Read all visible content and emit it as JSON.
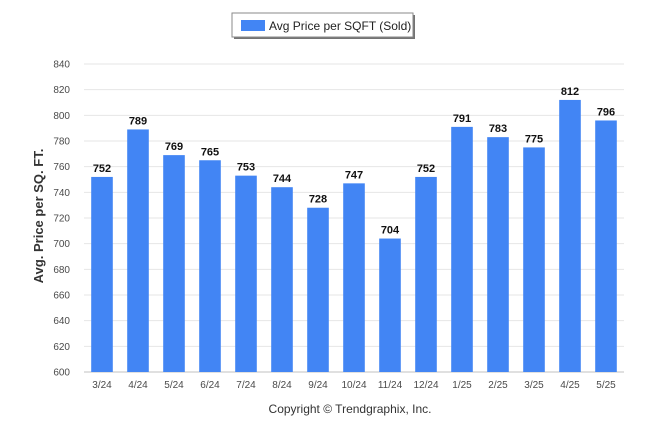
{
  "legend": {
    "label": "Avg Price per SQFT (Sold)"
  },
  "footer": {
    "copyright": "Copyright © Trendgraphix, Inc."
  },
  "colors": {
    "bar": "#4285f4",
    "grid": "#e6e6e6",
    "axis": "#c0c0c0"
  },
  "chart_data": {
    "type": "bar",
    "categories": [
      "3/24",
      "4/24",
      "5/24",
      "6/24",
      "7/24",
      "8/24",
      "9/24",
      "10/24",
      "11/24",
      "12/24",
      "1/25",
      "2/25",
      "3/25",
      "4/25",
      "5/25"
    ],
    "series": [
      {
        "name": "Avg Price per SQFT (Sold)",
        "values": [
          752,
          789,
          769,
          765,
          753,
          744,
          728,
          747,
          704,
          752,
          791,
          783,
          775,
          812,
          796
        ]
      }
    ],
    "ylabel": "Avg. Price per SQ. FT.",
    "ylim": [
      600,
      840
    ],
    "yticks": [
      600,
      620,
      640,
      660,
      680,
      700,
      720,
      740,
      760,
      780,
      800,
      820,
      840
    ],
    "grid": true,
    "legend_position": "top-center",
    "data_labels": true
  }
}
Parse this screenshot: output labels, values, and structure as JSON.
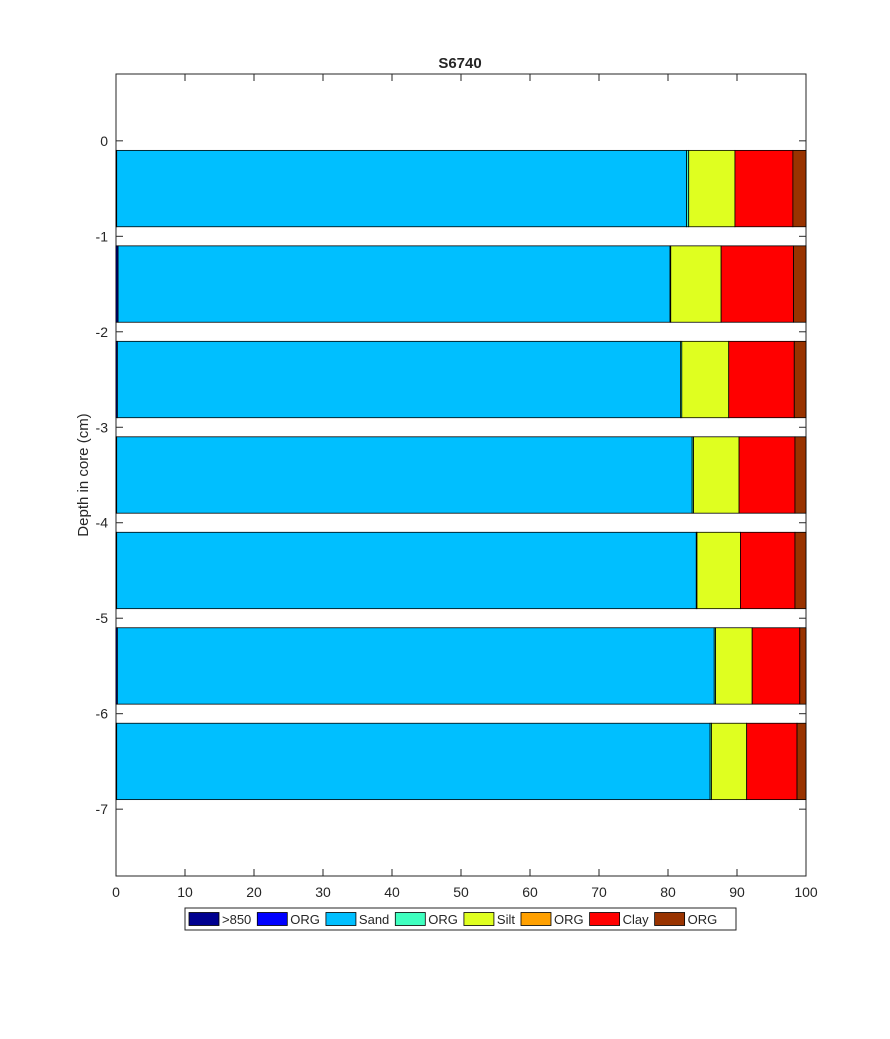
{
  "chart_data": {
    "type": "bar",
    "orientation": "horizontal",
    "stacked": true,
    "title": "S6740",
    "xlabel": "",
    "ylabel": "Depth in core (cm)",
    "xlim": [
      0,
      100
    ],
    "ylim": [
      -7.7,
      0.7
    ],
    "xticks": [
      0,
      10,
      20,
      30,
      40,
      50,
      60,
      70,
      80,
      90,
      100
    ],
    "yticks": [
      0,
      -1,
      -2,
      -3,
      -4,
      -5,
      -6,
      -7
    ],
    "grid": false,
    "legend_position": "bottom",
    "depths": [
      -0.5,
      -1.5,
      -2.5,
      -3.5,
      -4.5,
      -5.5,
      -6.5
    ],
    "bar_height": 0.8,
    "series": [
      {
        "name": ">850",
        "color": "#00008f",
        "values": [
          0.1,
          0.3,
          0.2,
          0.1,
          0.1,
          0.2,
          0.1
        ]
      },
      {
        "name": "ORG",
        "color": "#0000ff",
        "values": [
          0.0,
          0.0,
          0.0,
          0.0,
          0.0,
          0.0,
          0.0
        ]
      },
      {
        "name": "Sand",
        "color": "#00bfff",
        "values": [
          82.6,
          80.0,
          81.6,
          83.4,
          84.0,
          86.5,
          86.0
        ]
      },
      {
        "name": "ORG",
        "color": "#3fffbf",
        "values": [
          0.3,
          0.1,
          0.2,
          0.2,
          0.1,
          0.2,
          0.2
        ]
      },
      {
        "name": "Silt",
        "color": "#dfff20",
        "values": [
          6.7,
          7.3,
          6.8,
          6.6,
          6.3,
          5.3,
          5.1
        ]
      },
      {
        "name": "ORG",
        "color": "#ffa000",
        "values": [
          0.0,
          0.0,
          0.0,
          0.0,
          0.0,
          0.0,
          0.0
        ]
      },
      {
        "name": "Clay",
        "color": "#ff0000",
        "values": [
          8.4,
          10.5,
          9.5,
          8.1,
          7.9,
          6.9,
          7.3
        ]
      },
      {
        "name": "ORG",
        "color": "#993300",
        "values": [
          1.9,
          1.8,
          1.7,
          1.6,
          1.6,
          0.9,
          1.3
        ]
      }
    ]
  }
}
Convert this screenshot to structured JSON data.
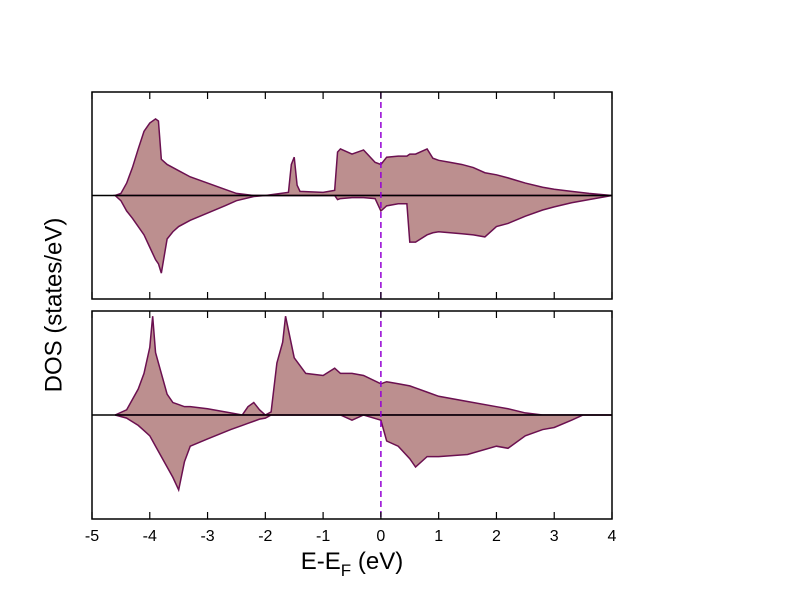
{
  "chart_data": [
    {
      "type": "area",
      "ylabel": "DOS (states/eV)",
      "xlim": [
        -5,
        4
      ],
      "ylim": [
        -1,
        1
      ],
      "vline": 0,
      "vline_color": "#9400d3",
      "hline": 0,
      "x": [
        -4.6,
        -4.5,
        -4.4,
        -4.3,
        -4.2,
        -4.1,
        -4.0,
        -3.9,
        -3.85,
        -3.8,
        -3.7,
        -3.6,
        -3.5,
        -3.3,
        -3.0,
        -2.7,
        -2.5,
        -2.2,
        -2.0,
        -1.6,
        -1.55,
        -1.5,
        -1.45,
        -1.4,
        -1.0,
        -0.8,
        -0.75,
        -0.7,
        -0.5,
        -0.3,
        -0.1,
        0,
        0.1,
        0.3,
        0.45,
        0.5,
        0.6,
        0.8,
        0.9,
        1.0,
        1.2,
        1.4,
        1.6,
        1.8,
        2.0,
        2.2,
        2.5,
        2.8,
        3.0,
        3.3,
        3.6,
        4.0
      ],
      "series": [
        {
          "color": "#bc8f8f",
          "values": [
            0,
            0.02,
            0.12,
            0.27,
            0.45,
            0.62,
            0.7,
            0.74,
            0.72,
            0.35,
            0.3,
            0.27,
            0.24,
            0.18,
            0.12,
            0.06,
            0.02,
            0,
            0,
            0.03,
            0.3,
            0.37,
            0.1,
            0.04,
            0.03,
            0.05,
            0.42,
            0.45,
            0.4,
            0.44,
            0.32,
            0.3,
            0.37,
            0.38,
            0.38,
            0.4,
            0.4,
            0.45,
            0.36,
            0.34,
            0.32,
            0.3,
            0.27,
            0.22,
            0.2,
            0.17,
            0.12,
            0.08,
            0.06,
            0.04,
            0.02,
            0
          ]
        },
        {
          "color": "#bc8f8f",
          "values": [
            0,
            -0.05,
            -0.15,
            -0.22,
            -0.3,
            -0.38,
            -0.5,
            -0.62,
            -0.66,
            -0.75,
            -0.42,
            -0.35,
            -0.3,
            -0.24,
            -0.17,
            -0.1,
            -0.05,
            -0.01,
            0,
            0,
            0,
            0,
            0,
            0,
            0,
            0,
            -0.04,
            -0.03,
            -0.02,
            -0.02,
            -0.03,
            -0.15,
            -0.1,
            -0.08,
            -0.08,
            -0.45,
            -0.45,
            -0.38,
            -0.36,
            -0.35,
            -0.36,
            -0.37,
            -0.38,
            -0.4,
            -0.3,
            -0.27,
            -0.2,
            -0.14,
            -0.11,
            -0.07,
            -0.04,
            0
          ]
        }
      ]
    },
    {
      "type": "area",
      "xlabel": [
        "E-E",
        "F",
        " (eV)"
      ],
      "xlim": [
        -5,
        4
      ],
      "ylim": [
        -1,
        1
      ],
      "xticks": [
        -5,
        -4,
        -3,
        -2,
        -1,
        0,
        1,
        2,
        3,
        4
      ],
      "vline": 0,
      "vline_color": "#9400d3",
      "hline": 0,
      "x": [
        -4.6,
        -4.4,
        -4.2,
        -4.1,
        -4.0,
        -3.95,
        -3.9,
        -3.8,
        -3.7,
        -3.6,
        -3.5,
        -3.4,
        -3.3,
        -3.0,
        -2.6,
        -2.4,
        -2.3,
        -2.2,
        -2.1,
        -2.0,
        -1.9,
        -1.8,
        -1.7,
        -1.65,
        -1.5,
        -1.3,
        -1.0,
        -0.8,
        -0.7,
        -0.5,
        -0.3,
        0,
        0.1,
        0.3,
        0.5,
        0.6,
        0.8,
        1.0,
        1.5,
        2.0,
        2.2,
        2.5,
        2.8,
        3.0,
        3.3,
        3.5,
        4.0
      ],
      "series": [
        {
          "color": "#bc8f8f",
          "values": [
            0,
            0.05,
            0.25,
            0.4,
            0.65,
            0.95,
            0.6,
            0.4,
            0.2,
            0.12,
            0.1,
            0.08,
            0.08,
            0.06,
            0.02,
            0,
            0.08,
            0.12,
            0.05,
            0,
            0.03,
            0.5,
            0.7,
            0.95,
            0.55,
            0.4,
            0.38,
            0.45,
            0.4,
            0.4,
            0.38,
            0.3,
            0.32,
            0.3,
            0.28,
            0.26,
            0.22,
            0.18,
            0.13,
            0.08,
            0.06,
            0.02,
            0,
            0,
            0,
            0,
            0
          ]
        },
        {
          "color": "#bc8f8f",
          "values": [
            0,
            -0.03,
            -0.1,
            -0.15,
            -0.2,
            -0.25,
            -0.3,
            -0.4,
            -0.5,
            -0.6,
            -0.72,
            -0.45,
            -0.3,
            -0.23,
            -0.14,
            -0.1,
            -0.08,
            -0.06,
            -0.04,
            -0.03,
            0,
            0,
            0,
            0,
            0,
            0,
            0,
            0,
            0,
            -0.05,
            0,
            -0.05,
            -0.25,
            -0.3,
            -0.42,
            -0.5,
            -0.4,
            -0.4,
            -0.38,
            -0.3,
            -0.32,
            -0.2,
            -0.14,
            -0.12,
            -0.05,
            0,
            0
          ]
        }
      ]
    }
  ]
}
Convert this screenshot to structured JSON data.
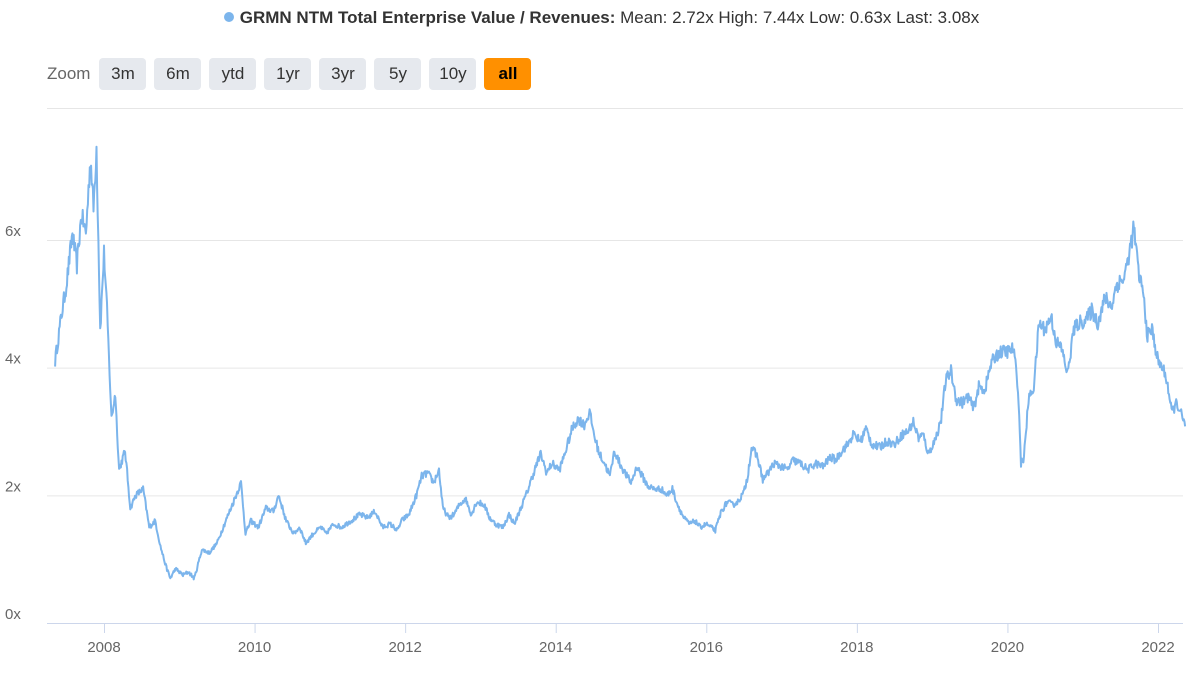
{
  "legend": {
    "series_name": "GRMN NTM Total Enterprise Value / Revenues:",
    "stats": "Mean: 2.72x High: 7.44x Low: 0.63x Last: 3.08x"
  },
  "zoom": {
    "label": "Zoom",
    "buttons": [
      "3m",
      "6m",
      "ytd",
      "1yr",
      "3yr",
      "5y",
      "10y",
      "all"
    ],
    "active": "all"
  },
  "colors": {
    "series": "#7cb5ec",
    "active_button": "#ff9000",
    "button": "#e6e9ee",
    "grid": "#e6e6e6"
  },
  "chart_data": {
    "type": "line",
    "series": [
      {
        "name": "GRMN NTM Total Enterprise Value / Revenues",
        "points": [
          [
            2007.35,
            4.1
          ],
          [
            2007.42,
            4.7
          ],
          [
            2007.5,
            5.3
          ],
          [
            2007.58,
            6.1
          ],
          [
            2007.64,
            5.6
          ],
          [
            2007.7,
            6.4
          ],
          [
            2007.76,
            6.1
          ],
          [
            2007.82,
            7.3
          ],
          [
            2007.86,
            6.5
          ],
          [
            2007.9,
            7.44
          ],
          [
            2007.95,
            4.6
          ],
          [
            2008.0,
            5.8
          ],
          [
            2008.04,
            4.9
          ],
          [
            2008.1,
            3.2
          ],
          [
            2008.15,
            3.6
          ],
          [
            2008.2,
            2.4
          ],
          [
            2008.28,
            2.7
          ],
          [
            2008.35,
            1.8
          ],
          [
            2008.42,
            2.0
          ],
          [
            2008.52,
            2.1
          ],
          [
            2008.6,
            1.5
          ],
          [
            2008.68,
            1.6
          ],
          [
            2008.75,
            1.2
          ],
          [
            2008.82,
            0.9
          ],
          [
            2008.88,
            0.7
          ],
          [
            2008.95,
            0.85
          ],
          [
            2009.05,
            0.75
          ],
          [
            2009.12,
            0.8
          ],
          [
            2009.2,
            0.7
          ],
          [
            2009.3,
            1.15
          ],
          [
            2009.4,
            1.1
          ],
          [
            2009.5,
            1.25
          ],
          [
            2009.6,
            1.55
          ],
          [
            2009.72,
            1.9
          ],
          [
            2009.82,
            2.2
          ],
          [
            2009.88,
            1.4
          ],
          [
            2009.95,
            1.6
          ],
          [
            2010.05,
            1.5
          ],
          [
            2010.15,
            1.8
          ],
          [
            2010.25,
            1.75
          ],
          [
            2010.32,
            2.0
          ],
          [
            2010.42,
            1.6
          ],
          [
            2010.52,
            1.4
          ],
          [
            2010.6,
            1.5
          ],
          [
            2010.68,
            1.25
          ],
          [
            2010.78,
            1.4
          ],
          [
            2010.88,
            1.5
          ],
          [
            2010.95,
            1.4
          ],
          [
            2011.05,
            1.55
          ],
          [
            2011.15,
            1.5
          ],
          [
            2011.28,
            1.6
          ],
          [
            2011.4,
            1.7
          ],
          [
            2011.5,
            1.65
          ],
          [
            2011.6,
            1.75
          ],
          [
            2011.7,
            1.5
          ],
          [
            2011.8,
            1.55
          ],
          [
            2011.9,
            1.45
          ],
          [
            2011.95,
            1.6
          ],
          [
            2012.05,
            1.7
          ],
          [
            2012.15,
            2.0
          ],
          [
            2012.22,
            2.3
          ],
          [
            2012.3,
            2.35
          ],
          [
            2012.38,
            2.2
          ],
          [
            2012.45,
            2.4
          ],
          [
            2012.5,
            1.8
          ],
          [
            2012.58,
            1.65
          ],
          [
            2012.65,
            1.7
          ],
          [
            2012.72,
            1.85
          ],
          [
            2012.8,
            1.95
          ],
          [
            2012.88,
            1.7
          ],
          [
            2012.95,
            1.9
          ],
          [
            2013.05,
            1.85
          ],
          [
            2013.12,
            1.65
          ],
          [
            2013.2,
            1.55
          ],
          [
            2013.3,
            1.5
          ],
          [
            2013.38,
            1.7
          ],
          [
            2013.45,
            1.55
          ],
          [
            2013.52,
            1.75
          ],
          [
            2013.62,
            2.05
          ],
          [
            2013.72,
            2.4
          ],
          [
            2013.8,
            2.65
          ],
          [
            2013.88,
            2.35
          ],
          [
            2013.95,
            2.5
          ],
          [
            2014.05,
            2.4
          ],
          [
            2014.12,
            2.65
          ],
          [
            2014.22,
            3.05
          ],
          [
            2014.3,
            3.2
          ],
          [
            2014.38,
            3.1
          ],
          [
            2014.45,
            3.3
          ],
          [
            2014.52,
            2.9
          ],
          [
            2014.58,
            2.65
          ],
          [
            2014.65,
            2.5
          ],
          [
            2014.72,
            2.3
          ],
          [
            2014.78,
            2.7
          ],
          [
            2014.85,
            2.5
          ],
          [
            2014.92,
            2.35
          ],
          [
            2015.0,
            2.2
          ],
          [
            2015.08,
            2.45
          ],
          [
            2015.15,
            2.3
          ],
          [
            2015.22,
            2.15
          ],
          [
            2015.3,
            2.1
          ],
          [
            2015.4,
            2.1
          ],
          [
            2015.48,
            2.0
          ],
          [
            2015.55,
            2.1
          ],
          [
            2015.62,
            1.85
          ],
          [
            2015.7,
            1.65
          ],
          [
            2015.78,
            1.55
          ],
          [
            2015.85,
            1.6
          ],
          [
            2015.92,
            1.5
          ],
          [
            2016.0,
            1.55
          ],
          [
            2016.06,
            1.5
          ],
          [
            2016.12,
            1.45
          ],
          [
            2016.2,
            1.75
          ],
          [
            2016.28,
            1.9
          ],
          [
            2016.35,
            1.85
          ],
          [
            2016.42,
            1.9
          ],
          [
            2016.5,
            2.05
          ],
          [
            2016.55,
            2.3
          ],
          [
            2016.6,
            2.75
          ],
          [
            2016.68,
            2.6
          ],
          [
            2016.75,
            2.25
          ],
          [
            2016.82,
            2.35
          ],
          [
            2016.9,
            2.5
          ],
          [
            2017.0,
            2.45
          ],
          [
            2017.08,
            2.4
          ],
          [
            2017.15,
            2.55
          ],
          [
            2017.25,
            2.5
          ],
          [
            2017.35,
            2.4
          ],
          [
            2017.45,
            2.5
          ],
          [
            2017.55,
            2.45
          ],
          [
            2017.65,
            2.6
          ],
          [
            2017.72,
            2.55
          ],
          [
            2017.8,
            2.7
          ],
          [
            2017.88,
            2.8
          ],
          [
            2017.95,
            2.95
          ],
          [
            2018.05,
            2.85
          ],
          [
            2018.12,
            3.05
          ],
          [
            2018.2,
            2.8
          ],
          [
            2018.3,
            2.75
          ],
          [
            2018.4,
            2.85
          ],
          [
            2018.5,
            2.8
          ],
          [
            2018.6,
            2.95
          ],
          [
            2018.68,
            3.0
          ],
          [
            2018.75,
            3.15
          ],
          [
            2018.82,
            2.9
          ],
          [
            2018.88,
            2.95
          ],
          [
            2018.95,
            2.65
          ],
          [
            2019.05,
            2.9
          ],
          [
            2019.12,
            3.2
          ],
          [
            2019.18,
            3.8
          ],
          [
            2019.25,
            3.95
          ],
          [
            2019.32,
            3.5
          ],
          [
            2019.4,
            3.45
          ],
          [
            2019.48,
            3.55
          ],
          [
            2019.55,
            3.35
          ],
          [
            2019.62,
            3.7
          ],
          [
            2019.7,
            3.65
          ],
          [
            2019.78,
            4.05
          ],
          [
            2019.85,
            4.2
          ],
          [
            2019.92,
            4.25
          ],
          [
            2020.0,
            4.25
          ],
          [
            2020.08,
            4.3
          ],
          [
            2020.14,
            3.7
          ],
          [
            2020.18,
            2.5
          ],
          [
            2020.22,
            2.6
          ],
          [
            2020.28,
            3.5
          ],
          [
            2020.35,
            3.7
          ],
          [
            2020.42,
            4.7
          ],
          [
            2020.5,
            4.6
          ],
          [
            2020.58,
            4.8
          ],
          [
            2020.65,
            4.4
          ],
          [
            2020.72,
            4.3
          ],
          [
            2020.8,
            3.9
          ],
          [
            2020.88,
            4.6
          ],
          [
            2020.95,
            4.7
          ],
          [
            2021.05,
            4.75
          ],
          [
            2021.12,
            4.9
          ],
          [
            2021.2,
            4.7
          ],
          [
            2021.3,
            5.1
          ],
          [
            2021.38,
            4.95
          ],
          [
            2021.45,
            5.3
          ],
          [
            2021.55,
            5.4
          ],
          [
            2021.62,
            5.8
          ],
          [
            2021.68,
            6.2
          ],
          [
            2021.74,
            5.5
          ],
          [
            2021.8,
            5.2
          ],
          [
            2021.86,
            4.5
          ],
          [
            2021.92,
            4.6
          ],
          [
            2022.0,
            4.1
          ],
          [
            2022.06,
            4.0
          ],
          [
            2022.12,
            3.8
          ],
          [
            2022.18,
            3.3
          ],
          [
            2022.25,
            3.45
          ],
          [
            2022.3,
            3.3
          ],
          [
            2022.36,
            3.08
          ]
        ]
      }
    ],
    "x_ticks": [
      "2008",
      "2010",
      "2012",
      "2014",
      "2016",
      "2018",
      "2020",
      "2022"
    ],
    "y_ticks": [
      "0x",
      "2x",
      "4x",
      "6x"
    ],
    "xlim": [
      2007.35,
      2022.36
    ],
    "ylim": [
      0,
      7.5
    ],
    "grid": "horizontal",
    "legend_position": "top-center"
  }
}
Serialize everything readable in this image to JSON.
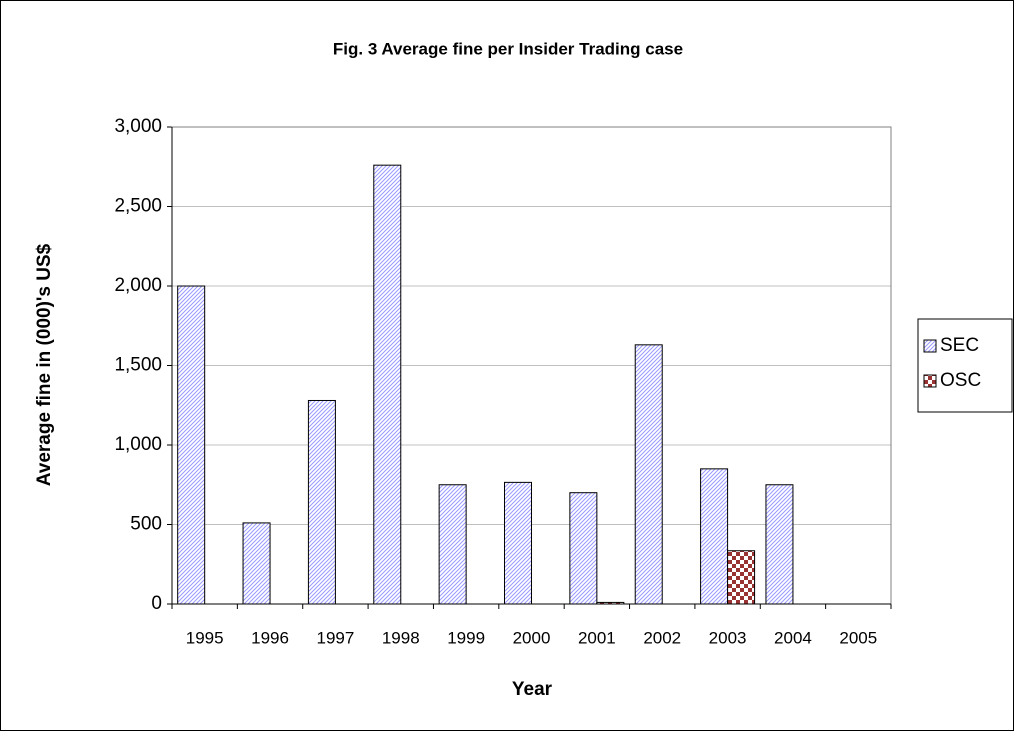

- - - - - - -

• _Task description_: Using the listing above, return all lines where the word "Price" occurs.

• _Right answer_:
    "label": "Avg Price per SQFT (Sold)"
        "name": "Avg Price per SQFT (Sold)",
    "ylabel": "Avg. Price per SQ. FT.",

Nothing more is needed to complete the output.